## [Exercise requirements]
Select all lines holding the word "true" from the entries that follow.

## [Exercise materials]
----------
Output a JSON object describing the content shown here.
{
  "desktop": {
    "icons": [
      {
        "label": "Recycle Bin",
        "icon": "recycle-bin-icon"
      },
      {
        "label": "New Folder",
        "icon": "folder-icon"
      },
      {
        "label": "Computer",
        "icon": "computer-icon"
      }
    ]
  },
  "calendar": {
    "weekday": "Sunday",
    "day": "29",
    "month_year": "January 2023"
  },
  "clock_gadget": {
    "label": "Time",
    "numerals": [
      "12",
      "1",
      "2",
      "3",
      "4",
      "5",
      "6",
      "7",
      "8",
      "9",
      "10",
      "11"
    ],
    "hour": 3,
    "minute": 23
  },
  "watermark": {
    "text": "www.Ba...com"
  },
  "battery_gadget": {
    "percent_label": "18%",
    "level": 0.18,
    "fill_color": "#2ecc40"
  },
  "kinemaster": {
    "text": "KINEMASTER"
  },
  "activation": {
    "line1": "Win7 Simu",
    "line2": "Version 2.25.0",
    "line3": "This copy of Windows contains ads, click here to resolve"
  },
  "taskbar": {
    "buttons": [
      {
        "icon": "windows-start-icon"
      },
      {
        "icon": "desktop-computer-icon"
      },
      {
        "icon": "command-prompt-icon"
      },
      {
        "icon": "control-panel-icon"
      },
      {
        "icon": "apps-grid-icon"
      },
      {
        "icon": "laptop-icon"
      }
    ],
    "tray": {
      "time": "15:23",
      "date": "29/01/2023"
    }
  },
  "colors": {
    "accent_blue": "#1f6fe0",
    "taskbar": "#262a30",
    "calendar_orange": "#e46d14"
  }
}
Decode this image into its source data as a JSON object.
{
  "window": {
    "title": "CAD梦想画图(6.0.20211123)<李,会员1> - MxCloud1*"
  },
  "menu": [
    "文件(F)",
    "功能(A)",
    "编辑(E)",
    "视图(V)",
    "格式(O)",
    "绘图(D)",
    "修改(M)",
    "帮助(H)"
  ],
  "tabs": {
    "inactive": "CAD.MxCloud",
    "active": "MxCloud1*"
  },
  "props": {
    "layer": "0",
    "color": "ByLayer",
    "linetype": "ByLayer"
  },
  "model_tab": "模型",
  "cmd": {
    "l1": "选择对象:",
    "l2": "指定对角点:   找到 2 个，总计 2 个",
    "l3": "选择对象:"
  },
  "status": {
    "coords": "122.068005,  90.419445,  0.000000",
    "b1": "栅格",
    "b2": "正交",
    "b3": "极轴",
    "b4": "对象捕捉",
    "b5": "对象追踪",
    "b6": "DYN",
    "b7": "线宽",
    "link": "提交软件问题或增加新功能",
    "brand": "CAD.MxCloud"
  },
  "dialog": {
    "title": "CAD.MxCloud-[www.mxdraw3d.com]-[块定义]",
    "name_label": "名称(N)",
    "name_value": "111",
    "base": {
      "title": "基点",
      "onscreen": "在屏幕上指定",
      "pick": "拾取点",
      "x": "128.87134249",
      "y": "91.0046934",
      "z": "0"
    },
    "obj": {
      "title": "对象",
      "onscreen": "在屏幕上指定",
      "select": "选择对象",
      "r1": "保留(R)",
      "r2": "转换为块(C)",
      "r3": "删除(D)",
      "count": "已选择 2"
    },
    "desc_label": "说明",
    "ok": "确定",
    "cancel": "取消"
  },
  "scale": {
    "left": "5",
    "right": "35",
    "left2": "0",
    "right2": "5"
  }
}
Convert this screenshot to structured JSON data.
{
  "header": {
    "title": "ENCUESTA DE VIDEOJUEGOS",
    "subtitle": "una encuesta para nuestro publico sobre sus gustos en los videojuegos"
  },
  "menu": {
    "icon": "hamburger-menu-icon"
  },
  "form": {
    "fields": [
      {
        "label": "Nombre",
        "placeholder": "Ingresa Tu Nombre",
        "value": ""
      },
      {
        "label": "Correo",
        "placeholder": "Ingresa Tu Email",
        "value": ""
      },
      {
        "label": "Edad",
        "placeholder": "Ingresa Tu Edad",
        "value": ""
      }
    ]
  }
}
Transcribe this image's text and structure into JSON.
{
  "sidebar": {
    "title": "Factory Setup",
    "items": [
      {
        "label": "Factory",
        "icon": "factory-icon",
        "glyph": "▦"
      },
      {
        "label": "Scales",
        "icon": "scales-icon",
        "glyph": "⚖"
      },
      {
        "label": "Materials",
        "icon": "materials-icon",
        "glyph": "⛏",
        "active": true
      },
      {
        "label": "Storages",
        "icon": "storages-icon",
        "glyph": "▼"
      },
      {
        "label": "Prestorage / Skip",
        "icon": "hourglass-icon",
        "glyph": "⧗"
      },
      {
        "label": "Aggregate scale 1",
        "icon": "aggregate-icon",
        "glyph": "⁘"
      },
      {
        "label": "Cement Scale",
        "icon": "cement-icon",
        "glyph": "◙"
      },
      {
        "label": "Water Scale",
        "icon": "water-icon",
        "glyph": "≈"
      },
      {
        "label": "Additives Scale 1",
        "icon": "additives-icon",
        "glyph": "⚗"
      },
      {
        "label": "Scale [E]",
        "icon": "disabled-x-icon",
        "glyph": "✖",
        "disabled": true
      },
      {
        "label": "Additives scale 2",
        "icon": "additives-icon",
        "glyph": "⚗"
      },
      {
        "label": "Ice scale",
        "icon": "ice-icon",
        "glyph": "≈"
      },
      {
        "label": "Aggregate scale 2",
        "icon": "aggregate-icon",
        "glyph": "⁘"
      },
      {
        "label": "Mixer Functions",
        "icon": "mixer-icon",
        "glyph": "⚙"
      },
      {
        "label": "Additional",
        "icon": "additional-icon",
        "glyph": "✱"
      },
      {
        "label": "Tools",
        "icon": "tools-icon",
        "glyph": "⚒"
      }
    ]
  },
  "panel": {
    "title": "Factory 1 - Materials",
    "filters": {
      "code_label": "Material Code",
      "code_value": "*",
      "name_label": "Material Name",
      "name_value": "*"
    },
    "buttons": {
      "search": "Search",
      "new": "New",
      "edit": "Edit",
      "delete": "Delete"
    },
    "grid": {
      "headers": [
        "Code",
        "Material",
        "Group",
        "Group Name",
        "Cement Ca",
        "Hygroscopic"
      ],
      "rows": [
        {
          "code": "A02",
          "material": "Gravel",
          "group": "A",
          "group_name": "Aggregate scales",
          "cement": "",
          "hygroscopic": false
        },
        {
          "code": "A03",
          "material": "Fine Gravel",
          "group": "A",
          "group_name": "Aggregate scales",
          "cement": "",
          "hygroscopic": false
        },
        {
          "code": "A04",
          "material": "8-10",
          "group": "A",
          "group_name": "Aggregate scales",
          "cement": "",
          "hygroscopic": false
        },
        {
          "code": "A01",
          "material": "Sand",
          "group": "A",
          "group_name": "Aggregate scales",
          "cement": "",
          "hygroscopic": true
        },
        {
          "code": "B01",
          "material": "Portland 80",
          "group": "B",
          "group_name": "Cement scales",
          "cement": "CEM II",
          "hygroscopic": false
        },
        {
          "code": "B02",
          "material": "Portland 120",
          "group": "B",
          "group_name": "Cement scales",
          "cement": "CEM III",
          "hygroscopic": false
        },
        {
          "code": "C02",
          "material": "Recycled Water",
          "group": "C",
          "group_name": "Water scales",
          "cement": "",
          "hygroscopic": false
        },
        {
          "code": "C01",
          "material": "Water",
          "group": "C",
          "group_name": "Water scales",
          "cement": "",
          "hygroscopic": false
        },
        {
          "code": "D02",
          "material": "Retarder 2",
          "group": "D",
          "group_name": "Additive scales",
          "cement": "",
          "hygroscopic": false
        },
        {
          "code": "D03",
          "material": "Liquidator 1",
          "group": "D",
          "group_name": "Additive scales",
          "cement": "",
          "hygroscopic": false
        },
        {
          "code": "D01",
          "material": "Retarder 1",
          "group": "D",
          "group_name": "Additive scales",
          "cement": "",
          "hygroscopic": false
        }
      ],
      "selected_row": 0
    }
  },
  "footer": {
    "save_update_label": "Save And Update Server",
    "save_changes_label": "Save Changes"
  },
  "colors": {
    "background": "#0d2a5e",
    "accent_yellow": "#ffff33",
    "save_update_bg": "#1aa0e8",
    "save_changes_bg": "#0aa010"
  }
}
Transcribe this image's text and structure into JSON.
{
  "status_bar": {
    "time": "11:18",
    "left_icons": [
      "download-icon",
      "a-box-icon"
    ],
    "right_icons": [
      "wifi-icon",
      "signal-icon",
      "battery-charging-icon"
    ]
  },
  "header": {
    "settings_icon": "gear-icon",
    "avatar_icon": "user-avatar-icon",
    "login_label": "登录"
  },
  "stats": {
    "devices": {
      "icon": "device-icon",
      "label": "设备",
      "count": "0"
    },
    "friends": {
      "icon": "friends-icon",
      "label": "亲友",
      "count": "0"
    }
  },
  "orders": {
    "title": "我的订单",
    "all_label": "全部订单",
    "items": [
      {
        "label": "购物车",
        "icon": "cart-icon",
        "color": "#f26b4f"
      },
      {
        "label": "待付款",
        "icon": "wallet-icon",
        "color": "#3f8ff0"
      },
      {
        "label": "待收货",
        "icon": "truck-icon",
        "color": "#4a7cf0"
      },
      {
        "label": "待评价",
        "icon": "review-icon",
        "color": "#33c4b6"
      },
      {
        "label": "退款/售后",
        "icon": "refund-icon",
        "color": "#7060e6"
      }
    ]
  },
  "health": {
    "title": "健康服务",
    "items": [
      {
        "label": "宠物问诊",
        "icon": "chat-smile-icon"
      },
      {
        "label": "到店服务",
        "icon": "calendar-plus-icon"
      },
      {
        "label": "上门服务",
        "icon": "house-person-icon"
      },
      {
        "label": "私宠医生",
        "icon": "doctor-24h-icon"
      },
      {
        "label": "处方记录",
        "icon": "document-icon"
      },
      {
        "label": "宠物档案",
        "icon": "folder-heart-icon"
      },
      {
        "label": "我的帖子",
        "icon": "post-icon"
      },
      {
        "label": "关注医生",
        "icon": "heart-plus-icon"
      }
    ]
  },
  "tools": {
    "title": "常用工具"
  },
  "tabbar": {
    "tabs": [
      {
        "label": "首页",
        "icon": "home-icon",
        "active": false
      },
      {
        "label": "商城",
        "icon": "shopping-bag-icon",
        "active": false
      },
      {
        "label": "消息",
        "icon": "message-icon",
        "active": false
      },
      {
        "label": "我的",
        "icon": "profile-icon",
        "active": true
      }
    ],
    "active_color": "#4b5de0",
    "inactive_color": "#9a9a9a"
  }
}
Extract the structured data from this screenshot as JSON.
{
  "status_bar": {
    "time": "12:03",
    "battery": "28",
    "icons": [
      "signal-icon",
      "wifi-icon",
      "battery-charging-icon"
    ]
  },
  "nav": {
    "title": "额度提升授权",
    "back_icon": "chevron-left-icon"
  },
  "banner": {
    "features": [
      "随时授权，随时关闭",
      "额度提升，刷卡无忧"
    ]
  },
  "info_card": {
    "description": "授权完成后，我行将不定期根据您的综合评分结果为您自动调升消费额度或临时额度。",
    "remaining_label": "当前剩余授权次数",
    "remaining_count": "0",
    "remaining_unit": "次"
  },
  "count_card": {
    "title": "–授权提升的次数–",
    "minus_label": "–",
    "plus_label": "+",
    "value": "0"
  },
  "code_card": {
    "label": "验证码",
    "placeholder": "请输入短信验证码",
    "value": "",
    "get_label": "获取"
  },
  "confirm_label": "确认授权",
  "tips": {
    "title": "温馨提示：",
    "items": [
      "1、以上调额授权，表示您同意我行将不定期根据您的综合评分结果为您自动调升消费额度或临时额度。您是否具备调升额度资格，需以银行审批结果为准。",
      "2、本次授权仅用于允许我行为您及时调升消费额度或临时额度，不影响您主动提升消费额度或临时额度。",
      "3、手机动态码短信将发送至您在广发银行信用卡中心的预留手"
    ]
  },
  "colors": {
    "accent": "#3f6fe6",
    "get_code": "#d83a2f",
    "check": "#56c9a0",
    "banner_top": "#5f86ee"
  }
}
----------
## [Output below]
        "active": true
        "disabled": true
          "hygroscopic": true
        "active": true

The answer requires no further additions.